** Start Raw data **
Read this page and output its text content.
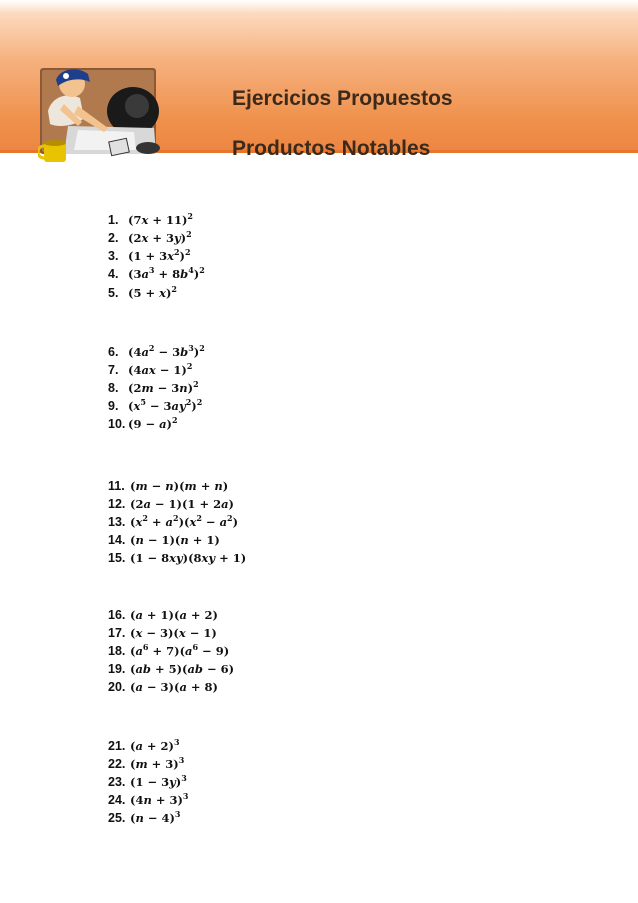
Ejercicios Propuestos
Productos Notables
1. $(7x + 11)^2$
2. $(2x + 3y)^2$
3. $(1 + 3x^2)^2$
4. $(3a^3 + 8b^4)^2$
5. $(5 + x)^2$
6. $(4a^2 - 3b^3)^2$
7. $(4ax - 1)^2$
8. $(2m - 3n)^2$
9. $(x^5 - 3ay^2)^2$
10. $(9 - a)^2$
11. (m − n)(m + n)
12. (2a − 1)(1 + 2a)
13. $(x^2 + a^2)(x^2 - a^2)$
14. (n − 1)(n + 1)
15. (1 − 8xy)(8xy + 1)
16. (a + 1)(a + 2)
17. (x − 3)(x − 1)
18. $(a^6 + 7)(a^6 - 9)$
19. (ab + 5)(ab − 6)
20. (a − 3)(a + 8)
21. $(a + 2)^3$
22. $(m + 3)^3$
23. $(1 - 3y)^3$
24. $(4n + 3)^3$
25. $(n - 4)^3$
** End Raw data **
- _What this task involves_: Using the records above, retype everything exactly except the pictures.

- _Answer for the task_:
Read this page and output its text content.
Ejercicios Propuestos
Productos Notables
1. $(7x + 11)^2$
2. $(2x + 3y)^2$
3. $(1 + 3x^2)^2$
4. $(3a^3 + 8b^4)^2$
5. $(5 + x)^2$
6. $(4a^2 - 3b^3)^2$
7. $(4ax - 1)^2$
8. $(2m - 3n)^2$
9. $(x^5 - 3ay^2)^2$
10. $(9 - a)^2$
11. (m − n)(m + n)
12. (2a − 1)(1 + 2a)
13. $(x^2 + a^2)(x^2 - a^2)$
14. (n − 1)(n + 1)
15. (1 − 8xy)(8xy + 1)
16. (a + 1)(a + 2)
17. (x − 3)(x − 1)
18. $(a^6 + 7)(a^6 - 9)$
19. (ab + 5)(ab − 6)
20. (a − 3)(a + 8)
21. $(a + 2)^3$
22. $(m + 3)^3$
23. $(1 - 3y)^3$
24. $(4n + 3)^3$
25. $(n - 4)^3$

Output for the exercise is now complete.